TASK TO COMPLETE: Count the lines in the entries below that contain the string "interactable". Reply with that number only.

▼

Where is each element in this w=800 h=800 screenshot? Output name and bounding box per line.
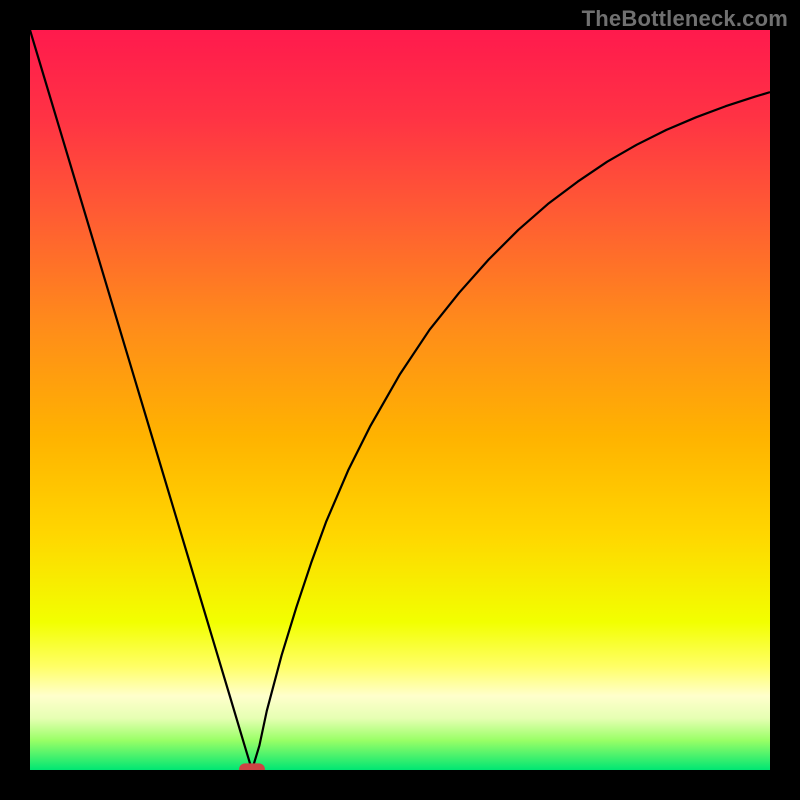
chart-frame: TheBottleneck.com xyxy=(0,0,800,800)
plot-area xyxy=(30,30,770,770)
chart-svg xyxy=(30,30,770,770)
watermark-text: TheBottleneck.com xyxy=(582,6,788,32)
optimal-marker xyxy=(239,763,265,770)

▲
▼

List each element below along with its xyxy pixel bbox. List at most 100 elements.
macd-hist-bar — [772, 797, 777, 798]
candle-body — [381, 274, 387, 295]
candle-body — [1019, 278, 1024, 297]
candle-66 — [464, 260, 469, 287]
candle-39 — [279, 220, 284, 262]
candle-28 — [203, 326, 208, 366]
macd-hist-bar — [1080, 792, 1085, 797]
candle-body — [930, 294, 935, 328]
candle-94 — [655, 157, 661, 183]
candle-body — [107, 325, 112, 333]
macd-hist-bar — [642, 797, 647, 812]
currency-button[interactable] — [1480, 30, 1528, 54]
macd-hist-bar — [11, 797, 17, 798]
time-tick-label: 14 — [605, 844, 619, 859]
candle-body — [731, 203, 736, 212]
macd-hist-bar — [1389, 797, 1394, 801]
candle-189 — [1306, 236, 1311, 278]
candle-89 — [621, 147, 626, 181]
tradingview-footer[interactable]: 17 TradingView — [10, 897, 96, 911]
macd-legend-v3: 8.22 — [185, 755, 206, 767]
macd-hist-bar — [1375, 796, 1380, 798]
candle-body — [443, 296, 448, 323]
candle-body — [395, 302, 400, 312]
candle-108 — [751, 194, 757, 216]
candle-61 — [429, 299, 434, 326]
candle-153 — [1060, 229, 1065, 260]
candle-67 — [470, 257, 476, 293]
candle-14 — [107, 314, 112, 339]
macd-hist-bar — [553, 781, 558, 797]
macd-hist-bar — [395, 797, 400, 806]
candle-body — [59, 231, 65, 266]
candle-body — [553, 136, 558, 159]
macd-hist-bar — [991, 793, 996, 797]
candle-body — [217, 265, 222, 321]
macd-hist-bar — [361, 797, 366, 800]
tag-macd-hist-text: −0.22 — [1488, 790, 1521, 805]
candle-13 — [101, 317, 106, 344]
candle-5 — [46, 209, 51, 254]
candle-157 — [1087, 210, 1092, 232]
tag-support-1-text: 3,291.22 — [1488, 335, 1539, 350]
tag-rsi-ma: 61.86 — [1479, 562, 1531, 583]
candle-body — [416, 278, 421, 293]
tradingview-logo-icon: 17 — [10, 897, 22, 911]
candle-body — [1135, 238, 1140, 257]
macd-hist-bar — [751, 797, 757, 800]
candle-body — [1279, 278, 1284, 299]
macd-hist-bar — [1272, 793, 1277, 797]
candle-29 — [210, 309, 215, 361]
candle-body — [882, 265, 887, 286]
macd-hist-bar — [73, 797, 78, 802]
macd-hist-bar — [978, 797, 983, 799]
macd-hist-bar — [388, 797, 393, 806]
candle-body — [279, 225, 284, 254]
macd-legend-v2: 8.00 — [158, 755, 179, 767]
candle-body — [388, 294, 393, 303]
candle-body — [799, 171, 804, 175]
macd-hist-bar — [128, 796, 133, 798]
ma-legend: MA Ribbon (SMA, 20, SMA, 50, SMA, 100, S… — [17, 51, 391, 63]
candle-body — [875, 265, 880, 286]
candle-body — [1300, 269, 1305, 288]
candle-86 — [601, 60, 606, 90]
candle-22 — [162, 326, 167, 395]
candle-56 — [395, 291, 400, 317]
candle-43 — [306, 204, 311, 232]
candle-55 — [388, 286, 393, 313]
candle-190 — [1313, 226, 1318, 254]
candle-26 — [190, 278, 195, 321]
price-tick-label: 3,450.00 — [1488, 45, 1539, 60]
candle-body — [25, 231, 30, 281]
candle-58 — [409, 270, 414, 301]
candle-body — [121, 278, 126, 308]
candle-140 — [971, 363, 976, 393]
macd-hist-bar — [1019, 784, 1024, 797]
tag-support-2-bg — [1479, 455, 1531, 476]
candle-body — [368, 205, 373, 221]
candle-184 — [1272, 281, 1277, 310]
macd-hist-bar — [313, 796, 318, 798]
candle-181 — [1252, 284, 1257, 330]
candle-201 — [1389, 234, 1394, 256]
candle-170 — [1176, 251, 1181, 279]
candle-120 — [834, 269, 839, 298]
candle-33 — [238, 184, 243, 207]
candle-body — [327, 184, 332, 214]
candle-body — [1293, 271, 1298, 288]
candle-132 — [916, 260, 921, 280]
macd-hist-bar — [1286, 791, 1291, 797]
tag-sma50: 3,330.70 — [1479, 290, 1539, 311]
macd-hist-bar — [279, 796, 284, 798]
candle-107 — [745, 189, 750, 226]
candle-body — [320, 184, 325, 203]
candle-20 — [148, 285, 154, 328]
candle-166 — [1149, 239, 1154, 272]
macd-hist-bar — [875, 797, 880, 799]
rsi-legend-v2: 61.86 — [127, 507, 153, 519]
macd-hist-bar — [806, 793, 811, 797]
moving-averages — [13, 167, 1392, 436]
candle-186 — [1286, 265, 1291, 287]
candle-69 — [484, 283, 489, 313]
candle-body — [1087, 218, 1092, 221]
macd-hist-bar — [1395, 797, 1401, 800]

▲

EXERCISE RESULT: 2